## begin EXERCISE MATERIAL

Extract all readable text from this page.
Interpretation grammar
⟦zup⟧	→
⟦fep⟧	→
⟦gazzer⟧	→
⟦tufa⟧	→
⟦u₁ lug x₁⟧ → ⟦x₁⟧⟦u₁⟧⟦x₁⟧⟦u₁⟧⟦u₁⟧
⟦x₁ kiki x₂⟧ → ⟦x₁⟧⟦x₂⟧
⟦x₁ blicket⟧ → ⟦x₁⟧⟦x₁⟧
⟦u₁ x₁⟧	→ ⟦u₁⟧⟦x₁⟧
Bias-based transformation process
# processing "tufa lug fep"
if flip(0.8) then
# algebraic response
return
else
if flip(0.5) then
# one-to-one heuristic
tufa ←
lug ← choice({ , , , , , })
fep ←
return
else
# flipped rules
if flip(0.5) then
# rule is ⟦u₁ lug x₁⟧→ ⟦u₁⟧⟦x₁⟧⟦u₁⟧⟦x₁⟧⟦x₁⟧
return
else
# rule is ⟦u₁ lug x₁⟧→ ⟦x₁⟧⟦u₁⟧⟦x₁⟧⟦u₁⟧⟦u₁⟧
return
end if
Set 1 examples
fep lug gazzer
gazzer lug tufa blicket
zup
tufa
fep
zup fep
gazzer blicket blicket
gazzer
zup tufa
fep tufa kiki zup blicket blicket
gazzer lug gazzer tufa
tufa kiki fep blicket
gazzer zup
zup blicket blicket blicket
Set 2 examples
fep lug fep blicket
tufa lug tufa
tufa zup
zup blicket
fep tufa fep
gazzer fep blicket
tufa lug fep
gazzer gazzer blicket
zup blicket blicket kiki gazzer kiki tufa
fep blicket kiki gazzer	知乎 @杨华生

## end EXERCISE MATERIAL

WHAT YOU ARE ASKED TO DO
Reproduce the data in full, exactly as presented.

ANSWER
Extract all readable text from this page.
Interpretation grammar
⟦zup⟧	→
⟦fep⟧	→
⟦gazzer⟧	→
⟦tufa⟧	→
⟦u₁ lug x₁⟧ → ⟦x₁⟧⟦u₁⟧⟦x₁⟧⟦u₁⟧⟦u₁⟧
⟦x₁ kiki x₂⟧ → ⟦x₁⟧⟦x₂⟧
⟦x₁ blicket⟧ → ⟦x₁⟧⟦x₁⟧
⟦u₁ x₁⟧	→ ⟦u₁⟧⟦x₁⟧
Bias-based transformation process
# processing "tufa lug fep"
if flip(0.8) then
# algebraic response
return
else
if flip(0.5) then
# one-to-one heuristic
tufa ←
lug ← choice({ , , , , , })
fep ←
return
else
# flipped rules
if flip(0.5) then
# rule is ⟦u₁ lug x₁⟧→ ⟦u₁⟧⟦x₁⟧⟦u₁⟧⟦x₁⟧⟦x₁⟧
return
else
# rule is ⟦u₁ lug x₁⟧→ ⟦x₁⟧⟦u₁⟧⟦x₁⟧⟦u₁⟧⟦u₁⟧
return
end if
Set 1 examples
fep lug gazzer
gazzer lug tufa blicket
zup
tufa
fep
zup fep
gazzer blicket blicket
gazzer
zup tufa
fep tufa kiki zup blicket blicket
gazzer lug gazzer tufa
tufa kiki fep blicket
gazzer zup
zup blicket blicket blicket
Set 2 examples
fep lug fep blicket
tufa lug tufa
tufa zup
zup blicket
fep tufa fep
gazzer fep blicket
tufa lug fep
gazzer gazzer blicket
zup blicket blicket kiki gazzer kiki tufa
fep blicket kiki gazzer	知乎 @杨华生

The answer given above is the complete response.